One of the remarkable omissions from much current economic debate in Australia is the role of technological innovation.
The Abbott Government and business focus on industrial relations, tax, debt, deficits and just about everything other than innovation when they talk about economic growth. When they do talk about research it is more likely to be how to cut funding to not only pure research but also applied research as well.
With the Abbott Government it’s probably not that surprising as they generally appear to be anti-science particularly when it conflicts with their ideological views on issues such as climate change and renewable energy. Abbot educational initiatives are also more likely to be driven by the culture wars than by the need for more STEM graduates.
There is the odd mention of innovation in media economic commentary (Ross Gitttins being, as usual the most honourable exception) but generally this is dwarfed by the coverage given to debts, deficits and business bleatings about ‘reforms’ which benefit them while disadvantaging others (like employees) and business oppositional onslaughts against real reforms which might disadvantage business (getting rid of billion dollar subsidies or ridding the financial advice industry of appalling misbehaviour).

ACTION ITEM
Answer these from the commentary on innovation in Australian economic debate:
1. Besides the Abbott Government, who focuses on industrial relations, tax, debt and deficits when talking about economic growth?
2. Which two issues are named where science conflicts with the Abbott Government's ideological views?
3. According to the commentary, what are Abbott educational initiatives more likely to be driven by?
The stored data entries play no part in this exercise.

(Stored data entries)
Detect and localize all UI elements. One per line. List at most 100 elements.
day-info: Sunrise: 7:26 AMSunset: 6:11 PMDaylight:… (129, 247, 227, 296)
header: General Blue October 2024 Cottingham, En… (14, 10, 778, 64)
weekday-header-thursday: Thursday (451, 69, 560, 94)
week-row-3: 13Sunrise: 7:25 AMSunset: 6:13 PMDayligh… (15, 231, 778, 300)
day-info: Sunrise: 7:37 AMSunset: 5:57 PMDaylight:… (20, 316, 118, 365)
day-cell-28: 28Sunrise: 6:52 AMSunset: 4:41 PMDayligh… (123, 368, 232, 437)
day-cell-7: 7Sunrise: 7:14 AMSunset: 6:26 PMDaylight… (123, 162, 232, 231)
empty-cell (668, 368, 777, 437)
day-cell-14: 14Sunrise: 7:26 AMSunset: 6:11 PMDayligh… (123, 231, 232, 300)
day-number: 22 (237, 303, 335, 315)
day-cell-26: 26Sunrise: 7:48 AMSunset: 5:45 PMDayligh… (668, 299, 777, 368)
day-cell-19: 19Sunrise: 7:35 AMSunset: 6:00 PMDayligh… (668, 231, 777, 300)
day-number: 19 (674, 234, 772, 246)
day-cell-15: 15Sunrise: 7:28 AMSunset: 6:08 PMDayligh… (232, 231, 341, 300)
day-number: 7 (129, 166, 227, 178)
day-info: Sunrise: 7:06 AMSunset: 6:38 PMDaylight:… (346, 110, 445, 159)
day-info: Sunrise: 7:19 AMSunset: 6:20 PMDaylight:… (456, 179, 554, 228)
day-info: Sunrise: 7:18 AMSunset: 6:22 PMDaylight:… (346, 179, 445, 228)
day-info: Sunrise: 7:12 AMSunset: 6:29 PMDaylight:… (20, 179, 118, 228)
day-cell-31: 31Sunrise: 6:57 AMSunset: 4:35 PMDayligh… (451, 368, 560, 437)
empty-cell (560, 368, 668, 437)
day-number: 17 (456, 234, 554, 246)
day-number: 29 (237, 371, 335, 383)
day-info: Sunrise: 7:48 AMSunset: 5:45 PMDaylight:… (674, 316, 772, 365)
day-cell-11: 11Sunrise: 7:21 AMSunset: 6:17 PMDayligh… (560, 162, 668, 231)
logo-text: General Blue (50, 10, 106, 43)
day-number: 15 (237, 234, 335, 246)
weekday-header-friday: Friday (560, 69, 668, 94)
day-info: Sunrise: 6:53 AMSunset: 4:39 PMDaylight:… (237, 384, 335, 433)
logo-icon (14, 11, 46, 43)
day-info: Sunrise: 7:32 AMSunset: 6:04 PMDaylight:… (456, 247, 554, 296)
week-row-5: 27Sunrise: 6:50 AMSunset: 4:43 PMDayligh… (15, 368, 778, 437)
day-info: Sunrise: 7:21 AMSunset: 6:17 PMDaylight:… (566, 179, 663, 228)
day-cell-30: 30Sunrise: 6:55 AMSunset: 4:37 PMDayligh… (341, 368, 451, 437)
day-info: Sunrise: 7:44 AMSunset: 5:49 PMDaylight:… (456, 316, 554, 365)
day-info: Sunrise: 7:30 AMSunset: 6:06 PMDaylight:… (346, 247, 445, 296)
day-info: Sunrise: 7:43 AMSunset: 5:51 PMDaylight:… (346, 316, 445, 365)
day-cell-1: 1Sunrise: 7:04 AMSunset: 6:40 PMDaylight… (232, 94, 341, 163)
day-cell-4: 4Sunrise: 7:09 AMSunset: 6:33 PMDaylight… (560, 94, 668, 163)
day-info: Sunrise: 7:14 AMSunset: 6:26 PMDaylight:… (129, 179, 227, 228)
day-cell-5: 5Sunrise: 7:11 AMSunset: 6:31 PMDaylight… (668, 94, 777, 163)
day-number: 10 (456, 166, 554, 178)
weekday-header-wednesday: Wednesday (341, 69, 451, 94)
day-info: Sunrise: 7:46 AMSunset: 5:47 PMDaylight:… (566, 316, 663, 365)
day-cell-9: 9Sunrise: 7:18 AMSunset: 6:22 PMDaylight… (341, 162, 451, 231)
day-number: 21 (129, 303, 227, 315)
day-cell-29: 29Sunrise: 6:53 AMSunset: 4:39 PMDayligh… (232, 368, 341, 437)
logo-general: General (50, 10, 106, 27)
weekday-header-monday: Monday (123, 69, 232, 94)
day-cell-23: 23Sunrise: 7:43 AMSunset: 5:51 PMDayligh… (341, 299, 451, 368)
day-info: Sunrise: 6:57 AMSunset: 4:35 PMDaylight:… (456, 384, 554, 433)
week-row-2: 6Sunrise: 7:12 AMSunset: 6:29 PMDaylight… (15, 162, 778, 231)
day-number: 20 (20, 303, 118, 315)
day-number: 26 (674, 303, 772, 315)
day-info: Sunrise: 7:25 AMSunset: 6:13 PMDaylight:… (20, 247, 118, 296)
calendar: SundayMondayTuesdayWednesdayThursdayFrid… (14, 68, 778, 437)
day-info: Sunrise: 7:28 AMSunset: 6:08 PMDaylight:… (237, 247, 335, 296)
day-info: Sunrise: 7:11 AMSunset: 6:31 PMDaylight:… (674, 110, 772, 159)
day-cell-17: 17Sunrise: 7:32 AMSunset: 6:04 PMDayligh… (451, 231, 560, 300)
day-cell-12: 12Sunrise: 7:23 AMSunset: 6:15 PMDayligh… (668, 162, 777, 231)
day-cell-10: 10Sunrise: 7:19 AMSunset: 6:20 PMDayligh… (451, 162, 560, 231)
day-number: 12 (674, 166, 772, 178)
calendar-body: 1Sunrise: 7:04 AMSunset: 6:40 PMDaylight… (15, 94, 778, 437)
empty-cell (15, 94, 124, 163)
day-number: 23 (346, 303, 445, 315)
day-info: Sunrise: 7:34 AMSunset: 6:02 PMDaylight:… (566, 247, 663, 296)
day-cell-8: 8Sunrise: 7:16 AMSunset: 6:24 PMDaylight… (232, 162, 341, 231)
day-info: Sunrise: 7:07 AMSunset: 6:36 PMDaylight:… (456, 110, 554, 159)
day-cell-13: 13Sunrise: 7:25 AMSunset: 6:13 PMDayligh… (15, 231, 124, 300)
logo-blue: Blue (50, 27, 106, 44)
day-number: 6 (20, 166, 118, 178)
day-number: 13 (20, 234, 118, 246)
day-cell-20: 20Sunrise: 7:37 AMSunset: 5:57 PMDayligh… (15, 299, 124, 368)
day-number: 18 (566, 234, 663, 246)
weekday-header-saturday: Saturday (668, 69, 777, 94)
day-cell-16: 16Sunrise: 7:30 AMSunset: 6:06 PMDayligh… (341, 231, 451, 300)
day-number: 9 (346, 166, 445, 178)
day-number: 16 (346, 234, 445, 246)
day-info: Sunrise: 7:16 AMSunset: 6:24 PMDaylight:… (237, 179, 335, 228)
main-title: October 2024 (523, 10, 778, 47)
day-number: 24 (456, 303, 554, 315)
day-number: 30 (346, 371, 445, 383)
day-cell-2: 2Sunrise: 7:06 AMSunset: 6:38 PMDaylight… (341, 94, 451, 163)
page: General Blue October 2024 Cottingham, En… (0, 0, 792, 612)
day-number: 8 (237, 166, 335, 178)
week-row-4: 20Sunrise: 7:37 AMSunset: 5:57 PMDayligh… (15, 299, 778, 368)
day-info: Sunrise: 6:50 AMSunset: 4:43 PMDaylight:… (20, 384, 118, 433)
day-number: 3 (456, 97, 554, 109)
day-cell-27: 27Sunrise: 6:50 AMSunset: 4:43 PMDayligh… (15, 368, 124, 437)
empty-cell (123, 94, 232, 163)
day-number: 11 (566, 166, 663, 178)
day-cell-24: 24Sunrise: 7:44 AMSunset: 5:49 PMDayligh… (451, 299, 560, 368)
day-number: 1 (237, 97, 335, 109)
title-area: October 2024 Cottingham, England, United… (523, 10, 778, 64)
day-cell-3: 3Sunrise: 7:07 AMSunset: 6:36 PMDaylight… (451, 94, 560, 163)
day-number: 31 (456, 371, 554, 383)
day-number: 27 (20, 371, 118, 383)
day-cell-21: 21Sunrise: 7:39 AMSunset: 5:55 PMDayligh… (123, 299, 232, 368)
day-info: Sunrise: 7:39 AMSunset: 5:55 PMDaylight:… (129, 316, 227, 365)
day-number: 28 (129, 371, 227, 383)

RESPONSE FOR THIS EXERCISE
1. Business.
2. Climate change and renewable energy.
3. The culture wars.